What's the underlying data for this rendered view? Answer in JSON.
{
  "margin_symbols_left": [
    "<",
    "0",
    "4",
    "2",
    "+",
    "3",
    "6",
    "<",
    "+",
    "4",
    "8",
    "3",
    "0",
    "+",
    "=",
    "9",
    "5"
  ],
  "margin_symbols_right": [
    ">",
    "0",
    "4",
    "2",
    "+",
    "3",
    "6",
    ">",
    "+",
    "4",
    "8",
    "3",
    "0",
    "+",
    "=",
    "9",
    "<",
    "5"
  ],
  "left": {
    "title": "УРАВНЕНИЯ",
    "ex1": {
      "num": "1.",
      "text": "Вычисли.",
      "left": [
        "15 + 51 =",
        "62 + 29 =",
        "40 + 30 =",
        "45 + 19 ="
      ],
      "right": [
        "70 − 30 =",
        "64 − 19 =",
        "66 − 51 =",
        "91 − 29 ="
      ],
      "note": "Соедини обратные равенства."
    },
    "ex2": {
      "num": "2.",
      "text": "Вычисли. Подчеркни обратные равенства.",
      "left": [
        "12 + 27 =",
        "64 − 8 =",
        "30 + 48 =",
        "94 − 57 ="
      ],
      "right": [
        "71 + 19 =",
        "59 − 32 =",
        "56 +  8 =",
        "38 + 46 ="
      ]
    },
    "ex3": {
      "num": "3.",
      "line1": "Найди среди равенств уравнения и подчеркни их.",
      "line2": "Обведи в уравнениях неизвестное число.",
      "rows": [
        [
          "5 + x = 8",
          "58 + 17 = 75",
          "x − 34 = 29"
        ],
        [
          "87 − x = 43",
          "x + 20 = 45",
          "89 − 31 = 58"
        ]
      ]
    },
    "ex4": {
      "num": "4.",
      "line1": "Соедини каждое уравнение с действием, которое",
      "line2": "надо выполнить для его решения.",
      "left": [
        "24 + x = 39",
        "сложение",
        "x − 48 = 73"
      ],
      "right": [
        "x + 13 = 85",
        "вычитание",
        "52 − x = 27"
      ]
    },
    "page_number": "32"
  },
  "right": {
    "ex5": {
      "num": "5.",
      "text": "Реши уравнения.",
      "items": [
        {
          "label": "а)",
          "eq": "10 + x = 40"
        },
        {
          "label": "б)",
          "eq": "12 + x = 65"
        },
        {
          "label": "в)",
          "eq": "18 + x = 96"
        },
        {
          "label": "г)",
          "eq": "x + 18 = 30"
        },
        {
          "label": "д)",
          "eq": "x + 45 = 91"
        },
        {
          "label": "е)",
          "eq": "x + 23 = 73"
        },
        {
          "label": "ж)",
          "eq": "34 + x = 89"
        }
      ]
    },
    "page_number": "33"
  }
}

--------------------

-- EXERCISE PROMPT --
Filter the records, keeping only lines that contain "text", and show those lines.

-- EXERCISE RESPONSE --
      "text": "Вычисли.",
      "text": "Вычисли. Подчеркни обратные равенства.",
      "text": "Реши уравнения.",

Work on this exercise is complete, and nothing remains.